**EXERCISE GOAL**
Set the listing down again in full, word for word, with the pictures left out.

Stored data entries
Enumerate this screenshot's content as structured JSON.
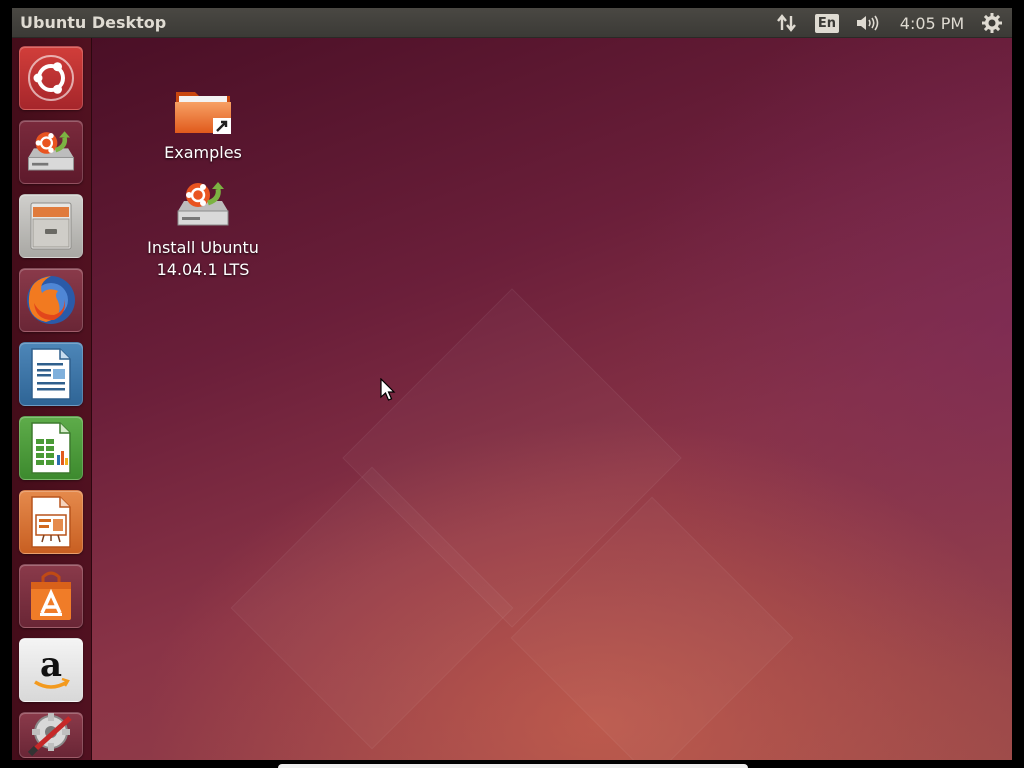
{
  "top_panel": {
    "title": "Ubuntu Desktop",
    "keyboard_layout": "En",
    "clock": "4:05 PM",
    "icons": {
      "network": "network-updown-icon",
      "sound": "volume-icon",
      "session": "gear-icon"
    }
  },
  "launcher": {
    "items": [
      {
        "name": "dash-home",
        "icon": "ubuntu-logo-icon"
      },
      {
        "name": "install-ubuntu",
        "icon": "installer-icon"
      },
      {
        "name": "files",
        "icon": "file-cabinet-icon"
      },
      {
        "name": "firefox",
        "icon": "firefox-icon"
      },
      {
        "name": "libreoffice-writer",
        "icon": "writer-document-icon"
      },
      {
        "name": "libreoffice-calc",
        "icon": "calc-spreadsheet-icon"
      },
      {
        "name": "libreoffice-impress",
        "icon": "impress-presentation-icon"
      },
      {
        "name": "ubuntu-software-center",
        "icon": "shopping-bag-icon"
      },
      {
        "name": "amazon",
        "icon": "amazon-icon"
      },
      {
        "name": "system-settings",
        "icon": "settings-tools-icon"
      }
    ]
  },
  "desktop": {
    "icons": [
      {
        "label": "Examples",
        "icon": "folder-link-icon"
      },
      {
        "label_line1": "Install Ubuntu",
        "label_line2": "14.04.1 LTS",
        "icon": "installer-icon"
      }
    ]
  },
  "colors": {
    "panel": "#3b3a36",
    "launcher": "#5a1426",
    "wallpaper_dark": "#4a0f26",
    "wallpaper_light": "#9c4a4a",
    "orange": "#e95420"
  }
}
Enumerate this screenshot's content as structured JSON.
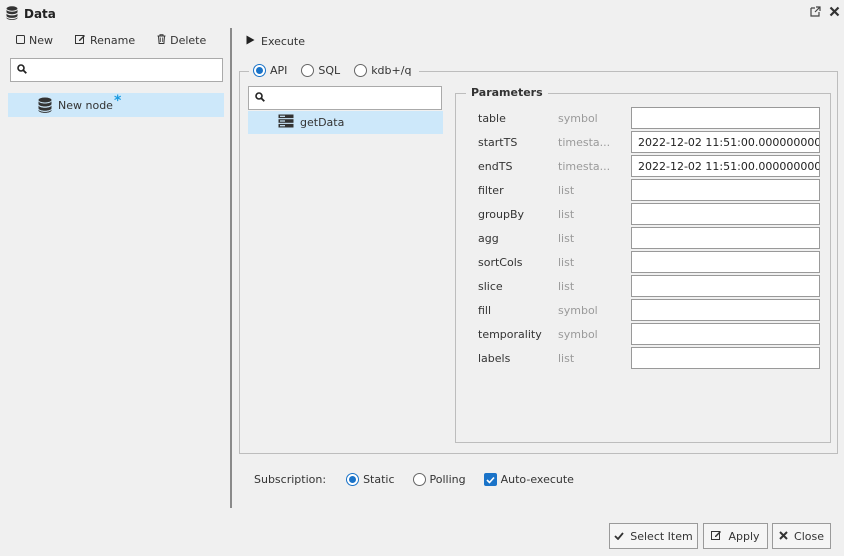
{
  "window": {
    "title": "Data"
  },
  "left": {
    "toolbar": {
      "new_label": "New",
      "rename_label": "Rename",
      "delete_label": "Delete"
    },
    "search": {
      "value": "",
      "placeholder": ""
    },
    "tree": [
      {
        "label": "New node",
        "modified_marker": "*"
      }
    ]
  },
  "right": {
    "execute_label": "Execute",
    "modes": {
      "api_label": "API",
      "sql_label": "SQL",
      "kdb_label": "kdb+/q",
      "selected": "API"
    },
    "func_search": {
      "value": "",
      "placeholder": ""
    },
    "functions": [
      {
        "label": "getData"
      }
    ],
    "parameters": {
      "title": "Parameters",
      "rows": [
        {
          "name": "table",
          "type": "symbol",
          "value": ""
        },
        {
          "name": "startTS",
          "type": "timesta...",
          "value": "2022-12-02 11:51:00.000000000"
        },
        {
          "name": "endTS",
          "type": "timesta...",
          "value": "2022-12-02 11:51:00.000000000"
        },
        {
          "name": "filter",
          "type": "list",
          "value": ""
        },
        {
          "name": "groupBy",
          "type": "list",
          "value": ""
        },
        {
          "name": "agg",
          "type": "list",
          "value": ""
        },
        {
          "name": "sortCols",
          "type": "list",
          "value": ""
        },
        {
          "name": "slice",
          "type": "list",
          "value": ""
        },
        {
          "name": "fill",
          "type": "symbol",
          "value": ""
        },
        {
          "name": "temporality",
          "type": "symbol",
          "value": ""
        },
        {
          "name": "labels",
          "type": "list",
          "value": ""
        }
      ]
    },
    "subscription": {
      "label": "Subscription:",
      "static_label": "Static",
      "polling_label": "Polling",
      "selected": "Static",
      "auto_execute_label": "Auto-execute",
      "auto_execute": true
    }
  },
  "footer": {
    "select_item_label": "Select Item",
    "apply_label": "Apply",
    "close_label": "Close"
  },
  "colors": {
    "accent": "#1a73c8",
    "selection": "#cde8fa",
    "modified": "#1a9ae0",
    "background": "#f0f0f0"
  }
}
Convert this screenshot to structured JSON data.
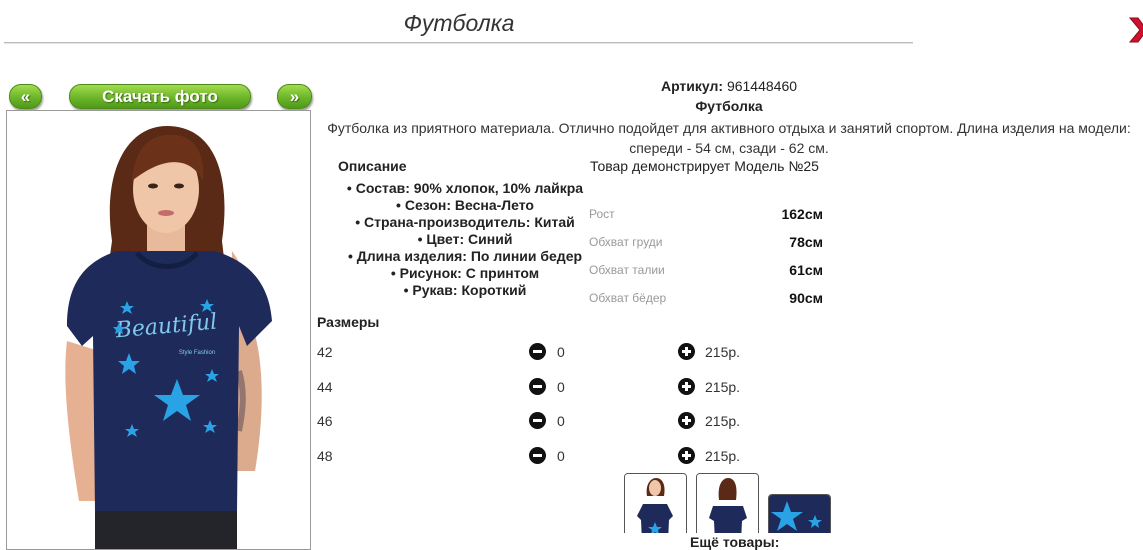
{
  "header": {
    "title": "Футболка"
  },
  "nav": {
    "prev_label": "«",
    "download_label": "Скачать фото",
    "next_label": "»"
  },
  "product": {
    "article_label": "Артикул:",
    "article_value": "961448460",
    "name": "Футболка",
    "description": "Футболка из приятного материала. Отлично подойдет для активного отдыха и занятий спортом. Длина изделия на модели: спереди - 54 см, сзади - 62 см."
  },
  "details": {
    "heading": "Описание",
    "attributes": [
      "Состав: 90% хлопок, 10% лайкра",
      "Сезон: Весна-Лето",
      "Страна-производитель: Китай",
      "Цвет: Синий",
      "Длина изделия: По линии бедер",
      "Рисунок: С принтом",
      "Рукав: Короткий"
    ]
  },
  "model": {
    "note": "Товар демонстрирует Модель №25",
    "measurements": [
      {
        "label": "Рост",
        "value": "162см"
      },
      {
        "label": "Обхват груди",
        "value": "78см"
      },
      {
        "label": "Обхват талии",
        "value": "61см"
      },
      {
        "label": "Обхват бёдер",
        "value": "90см"
      }
    ]
  },
  "sizes": {
    "heading": "Размеры",
    "rows": [
      {
        "size": "42",
        "qty": "0",
        "price": "215р."
      },
      {
        "size": "44",
        "qty": "0",
        "price": "215р."
      },
      {
        "size": "46",
        "qty": "0",
        "price": "215р."
      },
      {
        "size": "48",
        "qty": "0",
        "price": "215р."
      }
    ]
  },
  "more_label": "Ещё товары:",
  "print_text": {
    "main": "Beautiful",
    "sub": "Style Fashion"
  },
  "colors": {
    "accent_green": "#6cb52a",
    "close_red": "#d0112b",
    "shirt_navy": "#1e2a5a",
    "star_blue": "#2aa3e6"
  },
  "icons": {
    "close": "close-x-icon",
    "minus": "minus-circle-icon",
    "plus": "plus-circle-icon"
  }
}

**RESULT OF THIS TASK**
Enumerate this screenshot's content as structured JSON.
{
  "top_panel": {
    "title": "Ubuntu Desktop",
    "keyboard_layout": "En",
    "clock": "4:05 PM",
    "icons": {
      "network": "network-updown-icon",
      "sound": "volume-icon",
      "session": "gear-icon"
    }
  },
  "launcher": {
    "items": [
      {
        "name": "dash-home",
        "icon": "ubuntu-logo-icon"
      },
      {
        "name": "install-ubuntu",
        "icon": "installer-icon"
      },
      {
        "name": "files",
        "icon": "file-cabinet-icon"
      },
      {
        "name": "firefox",
        "icon": "firefox-icon"
      },
      {
        "name": "libreoffice-writer",
        "icon": "writer-document-icon"
      },
      {
        "name": "libreoffice-calc",
        "icon": "calc-spreadsheet-icon"
      },
      {
        "name": "libreoffice-impress",
        "icon": "impress-presentation-icon"
      },
      {
        "name": "ubuntu-software-center",
        "icon": "shopping-bag-icon"
      },
      {
        "name": "amazon",
        "icon": "amazon-icon"
      },
      {
        "name": "system-settings",
        "icon": "settings-tools-icon"
      }
    ]
  },
  "desktop": {
    "icons": [
      {
        "label": "Examples",
        "icon": "folder-link-icon"
      },
      {
        "label_line1": "Install Ubuntu",
        "label_line2": "14.04.1 LTS",
        "icon": "installer-icon"
      }
    ]
  },
  "colors": {
    "panel": "#3b3a36",
    "launcher": "#5a1426",
    "wallpaper_dark": "#4a0f26",
    "wallpaper_light": "#9c4a4a",
    "orange": "#e95420"
  }
}
Enumerate this screenshot's content as structured JSON.
{
  "window": {
    "title": "Data"
  },
  "left": {
    "toolbar": {
      "new_label": "New",
      "rename_label": "Rename",
      "delete_label": "Delete"
    },
    "search": {
      "value": "",
      "placeholder": ""
    },
    "tree": [
      {
        "label": "New node",
        "modified_marker": "*"
      }
    ]
  },
  "right": {
    "execute_label": "Execute",
    "modes": {
      "api_label": "API",
      "sql_label": "SQL",
      "kdb_label": "kdb+/q",
      "selected": "API"
    },
    "func_search": {
      "value": "",
      "placeholder": ""
    },
    "functions": [
      {
        "label": "getData"
      }
    ],
    "parameters": {
      "title": "Parameters",
      "rows": [
        {
          "name": "table",
          "type": "symbol",
          "value": ""
        },
        {
          "name": "startTS",
          "type": "timesta...",
          "value": "2022-12-02 11:51:00.000000000"
        },
        {
          "name": "endTS",
          "type": "timesta...",
          "value": "2022-12-02 11:51:00.000000000"
        },
        {
          "name": "filter",
          "type": "list",
          "value": ""
        },
        {
          "name": "groupBy",
          "type": "list",
          "value": ""
        },
        {
          "name": "agg",
          "type": "list",
          "value": ""
        },
        {
          "name": "sortCols",
          "type": "list",
          "value": ""
        },
        {
          "name": "slice",
          "type": "list",
          "value": ""
        },
        {
          "name": "fill",
          "type": "symbol",
          "value": ""
        },
        {
          "name": "temporality",
          "type": "symbol",
          "value": ""
        },
        {
          "name": "labels",
          "type": "list",
          "value": ""
        }
      ]
    },
    "subscription": {
      "label": "Subscription:",
      "static_label": "Static",
      "polling_label": "Polling",
      "selected": "Static",
      "auto_execute_label": "Auto-execute",
      "auto_execute": true
    }
  },
  "footer": {
    "select_item_label": "Select Item",
    "apply_label": "Apply",
    "close_label": "Close"
  },
  "colors": {
    "accent": "#1a73c8",
    "selection": "#cde8fa",
    "modified": "#1a9ae0",
    "background": "#f0f0f0"
  }
}
Convert this screenshot to structured JSON data.
{
  "header": {
    "title": "Футболка"
  },
  "nav": {
    "prev_label": "«",
    "download_label": "Скачать фото",
    "next_label": "»"
  },
  "product": {
    "article_label": "Артикул:",
    "article_value": "961448460",
    "name": "Футболка",
    "description": "Футболка из приятного материала. Отлично подойдет для активного отдыха и занятий спортом. Длина изделия на модели: спереди - 54 см, сзади - 62 см."
  },
  "details": {
    "heading": "Описание",
    "attributes": [
      "Состав: 90% хлопок, 10% лайкра",
      "Сезон: Весна-Лето",
      "Страна-производитель: Китай",
      "Цвет: Синий",
      "Длина изделия: По линии бедер",
      "Рисунок: С принтом",
      "Рукав: Короткий"
    ]
  },
  "model": {
    "note": "Товар демонстрирует Модель №25",
    "measurements": [
      {
        "label": "Рост",
        "value": "162см"
      },
      {
        "label": "Обхват груди",
        "value": "78см"
      },
      {
        "label": "Обхват талии",
        "value": "61см"
      },
      {
        "label": "Обхват бёдер",
        "value": "90см"
      }
    ]
  },
  "sizes": {
    "heading": "Размеры",
    "rows": [
      {
        "size": "42",
        "qty": "0",
        "price": "215р."
      },
      {
        "size": "44",
        "qty": "0",
        "price": "215р."
      },
      {
        "size": "46",
        "qty": "0",
        "price": "215р."
      },
      {
        "size": "48",
        "qty": "0",
        "price": "215р."
      }
    ]
  },
  "more_label": "Ещё товары:",
  "print_text": {
    "main": "Beautiful",
    "sub": "Style Fashion"
  },
  "colors": {
    "accent_green": "#6cb52a",
    "close_red": "#d0112b",
    "shirt_navy": "#1e2a5a",
    "star_blue": "#2aa3e6"
  },
  "icons": {
    "close": "close-x-icon",
    "minus": "minus-circle-icon",
    "plus": "plus-circle-icon"
  }
}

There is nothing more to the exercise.